- _THE REQUEST_: Repeat every entry word for word, skipping the pictures.

(Collected data entries)

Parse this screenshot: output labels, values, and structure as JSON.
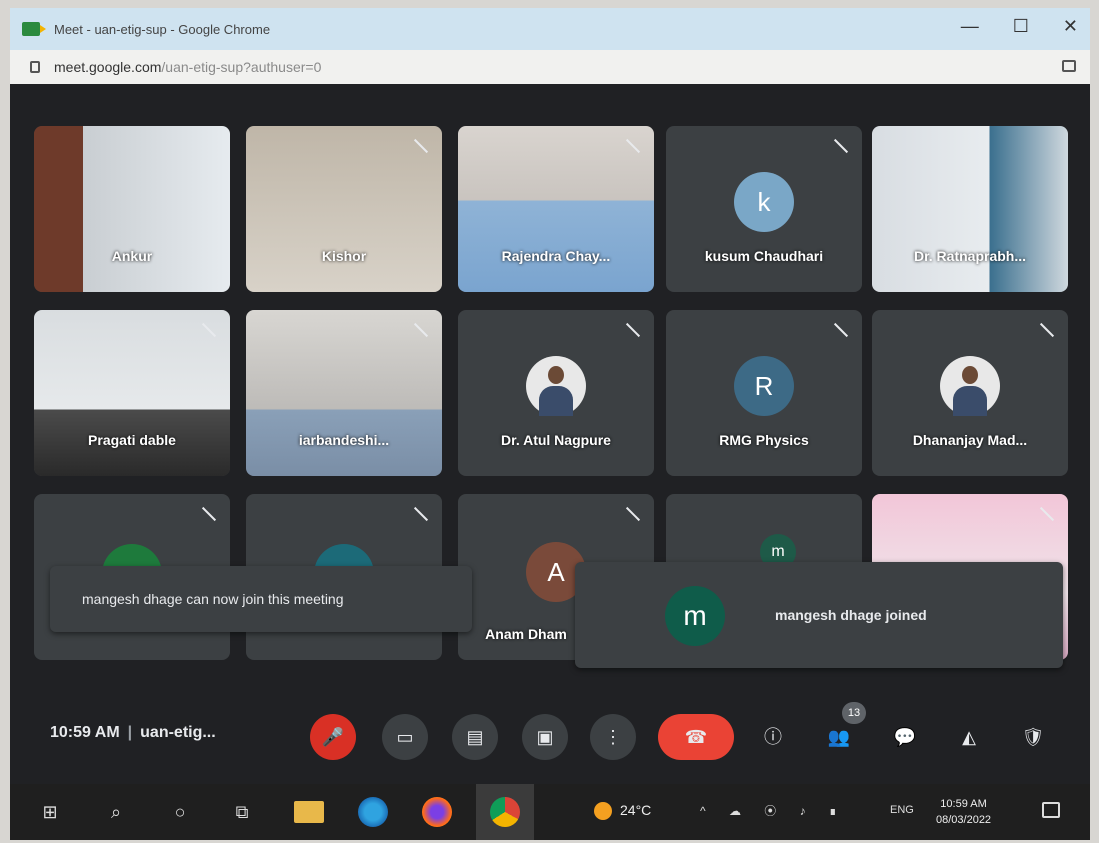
{
  "window": {
    "title": "Meet - uan-etig-sup - Google Chrome",
    "url_host": "meet.google.com",
    "url_path": "/uan-etig-sup?authuser=0",
    "controls": [
      "—",
      "☐",
      "✕"
    ]
  },
  "participants": [
    {
      "name": "Ankur",
      "avatar": ""
    },
    {
      "name": "Kishor",
      "avatar": ""
    },
    {
      "name": "Rajendra Chay...",
      "avatar": ""
    },
    {
      "name": "kusum Chaudhari",
      "avatar": "k"
    },
    {
      "name": "Dr. Ratnaprabh...",
      "avatar": ""
    },
    {
      "name": "Pragati dable",
      "avatar": ""
    },
    {
      "name": "iarbandeshi...",
      "avatar": ""
    },
    {
      "name": "Dr. Atul Nagpure",
      "avatar": ""
    },
    {
      "name": "RMG Physics",
      "avatar": "R"
    },
    {
      "name": "Dhananjay Mad...",
      "avatar": ""
    },
    {
      "name": "",
      "avatar": ""
    },
    {
      "name": "",
      "avatar": ""
    },
    {
      "name": "Anam Dham",
      "avatar": "A"
    },
    {
      "name": "",
      "avatar": "m"
    },
    {
      "name": "",
      "avatar": ""
    }
  ],
  "toasts": {
    "admit": "mangesh dhage can now join this meeting",
    "joined_avatar": "m",
    "joined": "mangesh dhage joined"
  },
  "bottombar": {
    "time": "10:59 AM",
    "separator": "|",
    "meeting_code": "uan-etig...",
    "people_count": "13"
  },
  "icons": {
    "mic_off": "🎤",
    "camera": "▭",
    "captions": "▤",
    "present": "▣",
    "more": "⋮",
    "hangup": "☎",
    "info": "ⓘ",
    "people": "👥",
    "chat": "💬",
    "activities": "◭",
    "host": "🛡"
  },
  "taskbar": {
    "start": "⊞",
    "search": "⌕",
    "cortana": "○",
    "taskview": "⧉",
    "temperature": "24°C",
    "tray": "^ ☁ ⦿ ♪ ∎",
    "language": "ENG",
    "time": "10:59 AM",
    "date": "08/03/2022"
  },
  "colors": {
    "meet_bg": "#202124",
    "tile_bg": "#3c4043",
    "mic_off_red": "#d93025",
    "hangup_red": "#ea4335",
    "titlebar": "#cfe3f0"
  }
}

- _SOLUTION_:
Parse this screenshot: output labels, values, and structure as JSON.
{
  "window": {
    "title": "Meet - uan-etig-sup - Google Chrome",
    "url_host": "meet.google.com",
    "url_path": "/uan-etig-sup?authuser=0",
    "controls": [
      "—",
      "☐",
      "✕"
    ]
  },
  "participants": [
    {
      "name": "Ankur",
      "avatar": ""
    },
    {
      "name": "Kishor",
      "avatar": ""
    },
    {
      "name": "Rajendra Chay...",
      "avatar": ""
    },
    {
      "name": "kusum Chaudhari",
      "avatar": "k"
    },
    {
      "name": "Dr. Ratnaprabh...",
      "avatar": ""
    },
    {
      "name": "Pragati dable",
      "avatar": ""
    },
    {
      "name": "iarbandeshi...",
      "avatar": ""
    },
    {
      "name": "Dr. Atul Nagpure",
      "avatar": ""
    },
    {
      "name": "RMG Physics",
      "avatar": "R"
    },
    {
      "name": "Dhananjay Mad...",
      "avatar": ""
    },
    {
      "name": "",
      "avatar": ""
    },
    {
      "name": "",
      "avatar": ""
    },
    {
      "name": "Anam Dham",
      "avatar": "A"
    },
    {
      "name": "",
      "avatar": "m"
    },
    {
      "name": "",
      "avatar": ""
    }
  ],
  "toasts": {
    "admit": "mangesh dhage can now join this meeting",
    "joined_avatar": "m",
    "joined": "mangesh dhage joined"
  },
  "bottombar": {
    "time": "10:59 AM",
    "separator": "|",
    "meeting_code": "uan-etig...",
    "people_count": "13"
  },
  "icons": {
    "mic_off": "🎤",
    "camera": "▭",
    "captions": "▤",
    "present": "▣",
    "more": "⋮",
    "hangup": "☎",
    "info": "ⓘ",
    "people": "👥",
    "chat": "💬",
    "activities": "◭",
    "host": "🛡"
  },
  "taskbar": {
    "start": "⊞",
    "search": "⌕",
    "cortana": "○",
    "taskview": "⧉",
    "temperature": "24°C",
    "tray": "^ ☁ ⦿ ♪ ∎",
    "language": "ENG",
    "time": "10:59 AM",
    "date": "08/03/2022"
  },
  "colors": {
    "meet_bg": "#202124",
    "tile_bg": "#3c4043",
    "mic_off_red": "#d93025",
    "hangup_red": "#ea4335",
    "titlebar": "#cfe3f0"
  }
}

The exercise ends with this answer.